A run of records:

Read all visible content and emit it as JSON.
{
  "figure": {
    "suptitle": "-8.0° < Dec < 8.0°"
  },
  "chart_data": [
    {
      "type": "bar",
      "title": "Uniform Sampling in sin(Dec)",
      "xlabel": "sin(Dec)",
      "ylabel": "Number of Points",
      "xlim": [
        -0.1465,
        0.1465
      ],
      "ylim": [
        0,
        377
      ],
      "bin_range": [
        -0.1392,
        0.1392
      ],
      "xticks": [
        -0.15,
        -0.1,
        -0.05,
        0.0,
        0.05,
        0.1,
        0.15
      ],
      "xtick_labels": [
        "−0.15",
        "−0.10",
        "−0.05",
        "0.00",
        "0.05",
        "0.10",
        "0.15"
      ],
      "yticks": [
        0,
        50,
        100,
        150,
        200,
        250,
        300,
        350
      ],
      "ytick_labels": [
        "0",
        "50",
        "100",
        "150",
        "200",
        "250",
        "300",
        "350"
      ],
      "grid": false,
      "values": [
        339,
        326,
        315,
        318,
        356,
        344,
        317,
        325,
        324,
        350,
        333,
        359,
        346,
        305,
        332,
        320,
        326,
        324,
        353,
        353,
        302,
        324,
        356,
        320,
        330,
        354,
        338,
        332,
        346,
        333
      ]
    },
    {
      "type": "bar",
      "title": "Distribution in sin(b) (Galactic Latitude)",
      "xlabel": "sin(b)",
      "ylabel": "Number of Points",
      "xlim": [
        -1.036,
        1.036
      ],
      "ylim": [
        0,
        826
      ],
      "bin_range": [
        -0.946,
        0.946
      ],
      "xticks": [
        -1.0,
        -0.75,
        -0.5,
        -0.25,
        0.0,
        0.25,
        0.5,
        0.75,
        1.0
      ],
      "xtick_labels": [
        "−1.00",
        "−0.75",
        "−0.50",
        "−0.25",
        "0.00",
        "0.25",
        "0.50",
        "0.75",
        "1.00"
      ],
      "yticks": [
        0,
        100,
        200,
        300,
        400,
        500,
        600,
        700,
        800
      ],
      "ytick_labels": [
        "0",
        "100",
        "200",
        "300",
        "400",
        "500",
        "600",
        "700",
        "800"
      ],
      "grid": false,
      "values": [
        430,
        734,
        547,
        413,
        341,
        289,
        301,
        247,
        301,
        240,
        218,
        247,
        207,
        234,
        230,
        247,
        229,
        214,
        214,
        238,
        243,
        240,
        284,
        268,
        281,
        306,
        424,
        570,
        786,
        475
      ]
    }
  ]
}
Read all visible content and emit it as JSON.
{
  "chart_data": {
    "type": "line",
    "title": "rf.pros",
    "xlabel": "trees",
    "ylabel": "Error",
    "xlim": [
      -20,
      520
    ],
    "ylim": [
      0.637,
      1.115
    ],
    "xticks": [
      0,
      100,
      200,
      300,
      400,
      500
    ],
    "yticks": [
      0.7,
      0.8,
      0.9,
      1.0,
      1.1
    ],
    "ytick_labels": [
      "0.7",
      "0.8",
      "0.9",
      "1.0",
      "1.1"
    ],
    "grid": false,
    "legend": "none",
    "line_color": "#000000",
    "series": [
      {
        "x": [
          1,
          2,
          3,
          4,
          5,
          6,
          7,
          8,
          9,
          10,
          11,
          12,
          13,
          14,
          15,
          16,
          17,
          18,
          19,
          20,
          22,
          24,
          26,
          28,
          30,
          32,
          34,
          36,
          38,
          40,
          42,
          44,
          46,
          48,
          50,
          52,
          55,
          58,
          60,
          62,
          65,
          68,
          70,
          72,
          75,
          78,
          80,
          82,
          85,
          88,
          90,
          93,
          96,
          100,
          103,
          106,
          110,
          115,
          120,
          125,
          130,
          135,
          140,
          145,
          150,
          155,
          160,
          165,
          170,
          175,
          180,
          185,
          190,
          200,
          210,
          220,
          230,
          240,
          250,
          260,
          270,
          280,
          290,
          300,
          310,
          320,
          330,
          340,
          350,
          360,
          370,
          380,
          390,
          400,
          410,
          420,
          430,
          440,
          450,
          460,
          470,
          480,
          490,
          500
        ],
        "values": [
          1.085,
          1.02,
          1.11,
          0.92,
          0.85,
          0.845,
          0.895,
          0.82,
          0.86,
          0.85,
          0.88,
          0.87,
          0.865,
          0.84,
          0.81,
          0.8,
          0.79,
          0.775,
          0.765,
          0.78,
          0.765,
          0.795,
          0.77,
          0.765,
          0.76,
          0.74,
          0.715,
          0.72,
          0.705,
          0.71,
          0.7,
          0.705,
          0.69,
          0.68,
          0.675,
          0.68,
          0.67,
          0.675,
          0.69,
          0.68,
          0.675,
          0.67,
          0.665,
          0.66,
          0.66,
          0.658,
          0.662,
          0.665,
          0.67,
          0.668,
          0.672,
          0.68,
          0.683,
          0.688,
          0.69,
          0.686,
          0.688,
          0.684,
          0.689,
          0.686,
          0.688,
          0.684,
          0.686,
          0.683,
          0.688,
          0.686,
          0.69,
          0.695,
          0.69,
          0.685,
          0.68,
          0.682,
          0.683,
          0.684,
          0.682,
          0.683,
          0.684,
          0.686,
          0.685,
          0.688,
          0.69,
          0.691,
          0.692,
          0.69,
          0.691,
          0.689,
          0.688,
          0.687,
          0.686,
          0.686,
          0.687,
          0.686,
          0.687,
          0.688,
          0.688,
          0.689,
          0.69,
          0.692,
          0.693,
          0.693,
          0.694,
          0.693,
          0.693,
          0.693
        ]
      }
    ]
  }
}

STATED GOAL:
Go through the records above and set each one down exactly, please.

FINISHED ANSWER:
Read all visible content and emit it as JSON.
{
  "figure": {
    "suptitle": "-8.0° < Dec < 8.0°"
  },
  "chart_data": [
    {
      "type": "bar",
      "title": "Uniform Sampling in sin(Dec)",
      "xlabel": "sin(Dec)",
      "ylabel": "Number of Points",
      "xlim": [
        -0.1465,
        0.1465
      ],
      "ylim": [
        0,
        377
      ],
      "bin_range": [
        -0.1392,
        0.1392
      ],
      "xticks": [
        -0.15,
        -0.1,
        -0.05,
        0.0,
        0.05,
        0.1,
        0.15
      ],
      "xtick_labels": [
        "−0.15",
        "−0.10",
        "−0.05",
        "0.00",
        "0.05",
        "0.10",
        "0.15"
      ],
      "yticks": [
        0,
        50,
        100,
        150,
        200,
        250,
        300,
        350
      ],
      "ytick_labels": [
        "0",
        "50",
        "100",
        "150",
        "200",
        "250",
        "300",
        "350"
      ],
      "grid": false,
      "values": [
        339,
        326,
        315,
        318,
        356,
        344,
        317,
        325,
        324,
        350,
        333,
        359,
        346,
        305,
        332,
        320,
        326,
        324,
        353,
        353,
        302,
        324,
        356,
        320,
        330,
        354,
        338,
        332,
        346,
        333
      ]
    },
    {
      "type": "bar",
      "title": "Distribution in sin(b) (Galactic Latitude)",
      "xlabel": "sin(b)",
      "ylabel": "Number of Points",
      "xlim": [
        -1.036,
        1.036
      ],
      "ylim": [
        0,
        826
      ],
      "bin_range": [
        -0.946,
        0.946
      ],
      "xticks": [
        -1.0,
        -0.75,
        -0.5,
        -0.25,
        0.0,
        0.25,
        0.5,
        0.75,
        1.0
      ],
      "xtick_labels": [
        "−1.00",
        "−0.75",
        "−0.50",
        "−0.25",
        "0.00",
        "0.25",
        "0.50",
        "0.75",
        "1.00"
      ],
      "yticks": [
        0,
        100,
        200,
        300,
        400,
        500,
        600,
        700,
        800
      ],
      "ytick_labels": [
        "0",
        "100",
        "200",
        "300",
        "400",
        "500",
        "600",
        "700",
        "800"
      ],
      "grid": false,
      "values": [
        430,
        734,
        547,
        413,
        341,
        289,
        301,
        247,
        301,
        240,
        218,
        247,
        207,
        234,
        230,
        247,
        229,
        214,
        214,
        238,
        243,
        240,
        284,
        268,
        281,
        306,
        424,
        570,
        786,
        475
      ]
    }
  ]
}
Read all visible content and emit it as JSON.
{
  "chart_data": {
    "type": "line",
    "title": "rf.pros",
    "xlabel": "trees",
    "ylabel": "Error",
    "xlim": [
      -20,
      520
    ],
    "ylim": [
      0.637,
      1.115
    ],
    "xticks": [
      0,
      100,
      200,
      300,
      400,
      500
    ],
    "yticks": [
      0.7,
      0.8,
      0.9,
      1.0,
      1.1
    ],
    "ytick_labels": [
      "0.7",
      "0.8",
      "0.9",
      "1.0",
      "1.1"
    ],
    "grid": false,
    "legend": "none",
    "line_color": "#000000",
    "series": [
      {
        "x": [
          1,
          2,
          3,
          4,
          5,
          6,
          7,
          8,
          9,
          10,
          11,
          12,
          13,
          14,
          15,
          16,
          17,
          18,
          19,
          20,
          22,
          24,
          26,
          28,
          30,
          32,
          34,
          36,
          38,
          40,
          42,
          44,
          46,
          48,
          50,
          52,
          55,
          58,
          60,
          62,
          65,
          68,
          70,
          72,
          75,
          78,
          80,
          82,
          85,
          88,
          90,
          93,
          96,
          100,
          103,
          106,
          110,
          115,
          120,
          125,
          130,
          135,
          140,
          145,
          150,
          155,
          160,
          165,
          170,
          175,
          180,
          185,
          190,
          200,
          210,
          220,
          230,
          240,
          250,
          260,
          270,
          280,
          290,
          300,
          310,
          320,
          330,
          340,
          350,
          360,
          370,
          380,
          390,
          400,
          410,
          420,
          430,
          440,
          450,
          460,
          470,
          480,
          490,
          500
        ],
        "values": [
          1.085,
          1.02,
          1.11,
          0.92,
          0.85,
          0.845,
          0.895,
          0.82,
          0.86,
          0.85,
          0.88,
          0.87,
          0.865,
          0.84,
          0.81,
          0.8,
          0.79,
          0.775,
          0.765,
          0.78,
          0.765,
          0.795,
          0.77,
          0.765,
          0.76,
          0.74,
          0.715,
          0.72,
          0.705,
          0.71,
          0.7,
          0.705,
          0.69,
          0.68,
          0.675,
          0.68,
          0.67,
          0.675,
          0.69,
          0.68,
          0.675,
          0.67,
          0.665,
          0.66,
          0.66,
          0.658,
          0.662,
          0.665,
          0.67,
          0.668,
          0.672,
          0.68,
          0.683,
          0.688,
          0.69,
          0.686,
          0.688,
          0.684,
          0.689,
          0.686,
          0.688,
          0.684,
          0.686,
          0.683,
          0.688,
          0.686,
          0.69,
          0.695,
          0.69,
          0.685,
          0.68,
          0.682,
          0.683,
          0.684,
          0.682,
          0.683,
          0.684,
          0.686,
          0.685,
          0.688,
          0.69,
          0.691,
          0.692,
          0.69,
          0.691,
          0.689,
          0.688,
          0.687,
          0.686,
          0.686,
          0.687,
          0.686,
          0.687,
          0.688,
          0.688,
          0.689,
          0.69,
          0.692,
          0.693,
          0.693,
          0.694,
          0.693,
          0.693,
          0.693
        ]
      }
    ]
  }
}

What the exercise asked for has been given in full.